▶ [DATA EXTRACT]
************

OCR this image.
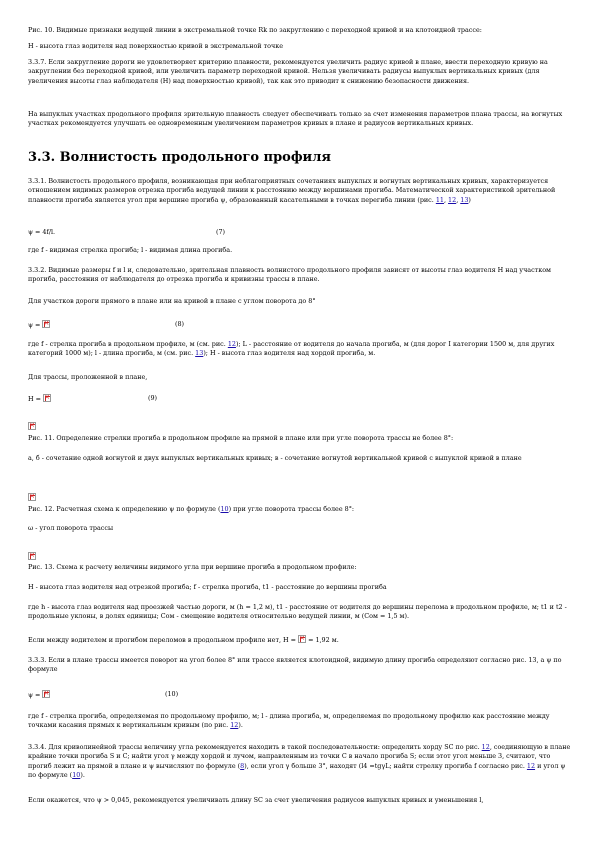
Рис. 10. Видимые признаки ведущей линии в экстремальной точке Rk по закруглению с переходной кривой и на клотоидной трассе:

H - высота глаз водителя над поверхностью кривой в экстремальной точке

3.3.7. Если закругление дороги не удовлетворяет критерию плавности, рекомендуется увеличить радиус кривой в плане, ввести переходную кривую на закруглении без переходной кривой, или увеличить параметр переходной кривой. Нельзя увеличивать радиусы выпуклых вертикальных кривых (для увеличения высоты глаз наблюдателя (H) над поверхностью кривой), так как это приводит к снижению безопасности движения.

На выпуклых участках продольного профиля зрительную плавность следует обеспечивать только за счет изменения параметров плана трассы, на вогнутых участках рекомендуется улучшать ее одновременным увеличением параметров кривых в плане и радиусов вертикальных кривых.

3.3. Волнистость продольного профиля

3.3.1. Волнистость продольного профиля, возникающая при неблагоприятных сочетаниях выпуклых и вогнутых вертикальных кривых, характеризуется отношением видимых размеров отрезка прогиба ведущей линии к расстоянию между вершинами прогиба. Математической характеристикой зрительной плавности прогиба является угол при вершине прогиба ψ, образованный касательными в точках перегиба линии (рис. 11, 12, 13)

ψ = 4f/l.	(7)

где f - видимая стрелка прогиба; l - видимая длина прогиба.

3.3.2. Видимые размеры f и l и, следовательно, зрительная плавность волнистого продольного профиля зависят от высоты глаз водителя H над участком прогиба, расстояния от наблюдателя до отрезка прогиба и кривизны трассы в плане.

Для участков дороги прямого в плане или на кривой в плане с углом поворота до 8°

ψ = ×	(8)

где f - стрелка прогиба в продольном профиле, м (см. рис. 12); L - расстояние от водителя до начала прогиба, м (для дорог I категории 1500 м, для других категорий 1000 м); l - длина прогиба, м (см. рис. 13); H - высота глаз водителя над хордой прогиба, м.

Для трассы, проложенной в плане,

H = ×	(9)

×

Рис. 11. Определение стрелки прогиба в продольном профиле на прямой в плане или при угле поворота трассы не более 8°:

a, б - сочетание одной вогнутой и двух выпуклых вертикальных кривых; в - сочетание вогнутой вертикальной кривой с выпуклой кривой в плане

×

Рис. 12. Расчетная схема к определению ψ по формуле (10) при угле поворота трассы более 8°:

ω - угол поворота трассы

×

Рис. 13. Схема к расчету величины видимого угла при вершине прогиба в продольном профиле:

H - высота глаз водителя над отрезкой прогиба; f - стрелка прогиба, t1 - расстояние до вершины прогиба

где h - высота глаз водителя над проезжей частью дороги, м (h = 1,2 м), t1 - расстояние от водителя до вершины перелома в продольном профиле, м; t1 и t2 - продольные уклоны, в долях единицы; Сом - смещение водителя относительно ведущей линии, м (Сом = 1,5 м).

Если между водителем и прогибом переломов в продольном профиле нет, H = × = 1,92 м.

3.3.3. Если в плане трассы имеется поворот на угол более 8° или трассе является клотоидной, видимую длину прогиба определяют согласно рис. 13, а ψ по формуле

ψ = ×	(10)

где f - стрелка прогиба, определяемая по продольному профилю, м; l - длина прогиба, м, определяемая по продольному профилю как расстояние между точками касания прямых к вертикальным кривым (по рис. 12).

3.3.4. Для криволинейной трассы величину угла рекомендуется находить в такой последовательности: определить хорду SC по рис. 12, соединяющую в плане крайние точки прогиба S и C; найти угол γ между хордой и лучом, направленным из точки C в начало прогиба S; если этот угол меньше 3, считают, что прогиб лежит на прямой в плане и ψ вычисляют по формуле (8), если угол γ больше 3°, находят (l4 =tgγL; найти стрелку прогиба f согласно рис. 12 и угол ψ по формуле (10).

Если окажется, что ψ > 0,045, рекомендуется увеличивать длину SC за счет увеличения радиусов выпуклых кривых и уменьшения l,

************

▶ [WHAT IS NEEDED]
Exclude the pictures and transcribe all of the entries exactly.

▶ [RESULT FOR THIS EXERCISE]
OCR this image.
Рис. 10. Видимые признаки ведущей линии в экстремальной точке Rk по закруглению с переходной кривой и на клотоидной трассе:

H - высота глаз водителя над поверхностью кривой в экстремальной точке

3.3.7. Если закругление дороги не удовлетворяет критерию плавности, рекомендуется увеличить радиус кривой в плане, ввести переходную кривую на закруглении без переходной кривой, или увеличить параметр переходной кривой. Нельзя увеличивать радиусы выпуклых вертикальных кривых (для увеличения высоты глаз наблюдателя (H) над поверхностью кривой), так как это приводит к снижению безопасности движения.

На выпуклых участках продольного профиля зрительную плавность следует обеспечивать только за счет изменения параметров плана трассы, на вогнутых участках рекомендуется улучшать ее одновременным увеличением параметров кривых в плане и радиусов вертикальных кривых.

3.3. Волнистость продольного профиля

3.3.1. Волнистость продольного профиля, возникающая при неблагоприятных сочетаниях выпуклых и вогнутых вертикальных кривых, характеризуется отношением видимых размеров отрезка прогиба ведущей линии к расстоянию между вершинами прогиба. Математической характеристикой зрительной плавности прогиба является угол при вершине прогиба ψ, образованный касательными в точках перегиба линии (рис. 11, 12, 13)

ψ = 4f/l.	(7)

где f - видимая стрелка прогиба; l - видимая длина прогиба.

3.3.2. Видимые размеры f и l и, следовательно, зрительная плавность волнистого продольного профиля зависят от высоты глаз водителя H над участком прогиба, расстояния от наблюдателя до отрезка прогиба и кривизны трассы в плане.

Для участков дороги прямого в плане или на кривой в плане с углом поворота до 8°

ψ = ×	(8)

где f - стрелка прогиба в продольном профиле, м (см. рис. 12); L - расстояние от водителя до начала прогиба, м (для дорог I категории 1500 м, для других категорий 1000 м); l - длина прогиба, м (см. рис. 13); H - высота глаз водителя над хордой прогиба, м.

Для трассы, проложенной в плане,

H = ×	(9)

×

Рис. 11. Определение стрелки прогиба в продольном профиле на прямой в плане или при угле поворота трассы не более 8°:

a, б - сочетание одной вогнутой и двух выпуклых вертикальных кривых; в - сочетание вогнутой вертикальной кривой с выпуклой кривой в плане

×

Рис. 12. Расчетная схема к определению ψ по формуле (10) при угле поворота трассы более 8°:

ω - угол поворота трассы

×

Рис. 13. Схема к расчету величины видимого угла при вершине прогиба в продольном профиле:

H - высота глаз водителя над отрезкой прогиба; f - стрелка прогиба, t1 - расстояние до вершины прогиба

где h - высота глаз водителя над проезжей частью дороги, м (h = 1,2 м), t1 - расстояние от водителя до вершины перелома в продольном профиле, м; t1 и t2 - продольные уклоны, в долях единицы; Сом - смещение водителя относительно ведущей линии, м (Сом = 1,5 м).

Если между водителем и прогибом переломов в продольном профиле нет, H = × = 1,92 м.

3.3.3. Если в плане трассы имеется поворот на угол более 8° или трассе является клотоидной, видимую длину прогиба определяют согласно рис. 13, а ψ по формуле

ψ = ×	(10)

где f - стрелка прогиба, определяемая по продольному профилю, м; l - длина прогиба, м, определяемая по продольному профилю как расстояние между точками касания прямых к вертикальным кривым (по рис. 12).

3.3.4. Для криволинейной трассы величину угла рекомендуется находить в такой последовательности: определить хорду SC по рис. 12, соединяющую в плане крайние точки прогиба S и C; найти угол γ между хордой и лучом, направленным из точки C в начало прогиба S; если этот угол меньше 3, считают, что прогиб лежит на прямой в плане и ψ вычисляют по формуле (8), если угол γ больше 3°, находят (l4 =tgγL; найти стрелку прогиба f согласно рис. 12 и угол ψ по формуле (10).

Если окажется, что ψ > 0,045, рекомендуется увеличивать длину SC за счет увеличения радиусов выпуклых кривых и уменьшения l,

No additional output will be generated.